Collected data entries

+ + + + + + +

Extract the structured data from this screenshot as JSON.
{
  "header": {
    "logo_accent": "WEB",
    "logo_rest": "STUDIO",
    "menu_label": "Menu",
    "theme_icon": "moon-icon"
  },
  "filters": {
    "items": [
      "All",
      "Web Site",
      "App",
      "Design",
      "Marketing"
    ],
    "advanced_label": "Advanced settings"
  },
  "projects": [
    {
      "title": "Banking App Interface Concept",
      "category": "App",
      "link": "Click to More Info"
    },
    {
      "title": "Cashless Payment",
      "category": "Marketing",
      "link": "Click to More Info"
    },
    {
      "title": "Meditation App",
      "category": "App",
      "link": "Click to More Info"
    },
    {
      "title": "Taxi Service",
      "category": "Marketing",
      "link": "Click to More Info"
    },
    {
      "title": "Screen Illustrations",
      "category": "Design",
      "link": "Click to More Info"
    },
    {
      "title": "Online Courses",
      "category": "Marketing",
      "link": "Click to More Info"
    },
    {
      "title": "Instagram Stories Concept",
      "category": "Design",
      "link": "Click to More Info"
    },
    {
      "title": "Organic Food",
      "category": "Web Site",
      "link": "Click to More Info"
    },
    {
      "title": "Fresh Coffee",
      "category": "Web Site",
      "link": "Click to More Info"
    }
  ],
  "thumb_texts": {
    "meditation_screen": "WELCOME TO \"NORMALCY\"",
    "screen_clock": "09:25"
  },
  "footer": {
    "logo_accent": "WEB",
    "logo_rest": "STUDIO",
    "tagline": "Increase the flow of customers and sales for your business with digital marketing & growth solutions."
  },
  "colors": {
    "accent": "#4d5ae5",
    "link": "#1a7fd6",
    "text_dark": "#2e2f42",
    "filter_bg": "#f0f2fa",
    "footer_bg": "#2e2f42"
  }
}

+ + + + + + +

**STATED GOAL**
Give the entries again in full, exactly as they are written.

**COMPLETE ANSWER**
Extract the structured data from this screenshot as JSON.
{
  "header": {
    "logo_accent": "WEB",
    "logo_rest": "STUDIO",
    "menu_label": "Menu",
    "theme_icon": "moon-icon"
  },
  "filters": {
    "items": [
      "All",
      "Web Site",
      "App",
      "Design",
      "Marketing"
    ],
    "advanced_label": "Advanced settings"
  },
  "projects": [
    {
      "title": "Banking App Interface Concept",
      "category": "App",
      "link": "Click to More Info"
    },
    {
      "title": "Cashless Payment",
      "category": "Marketing",
      "link": "Click to More Info"
    },
    {
      "title": "Meditation App",
      "category": "App",
      "link": "Click to More Info"
    },
    {
      "title": "Taxi Service",
      "category": "Marketing",
      "link": "Click to More Info"
    },
    {
      "title": "Screen Illustrations",
      "category": "Design",
      "link": "Click to More Info"
    },
    {
      "title": "Online Courses",
      "category": "Marketing",
      "link": "Click to More Info"
    },
    {
      "title": "Instagram Stories Concept",
      "category": "Design",
      "link": "Click to More Info"
    },
    {
      "title": "Organic Food",
      "category": "Web Site",
      "link": "Click to More Info"
    },
    {
      "title": "Fresh Coffee",
      "category": "Web Site",
      "link": "Click to More Info"
    }
  ],
  "thumb_texts": {
    "meditation_screen": "WELCOME TO \"NORMALCY\"",
    "screen_clock": "09:25"
  },
  "footer": {
    "logo_accent": "WEB",
    "logo_rest": "STUDIO",
    "tagline": "Increase the flow of customers and sales for your business with digital marketing & growth solutions."
  },
  "colors": {
    "accent": "#4d5ae5",
    "link": "#1a7fd6",
    "text_dark": "#2e2f42",
    "filter_bg": "#f0f2fa",
    "footer_bg": "#2e2f42"
  }
}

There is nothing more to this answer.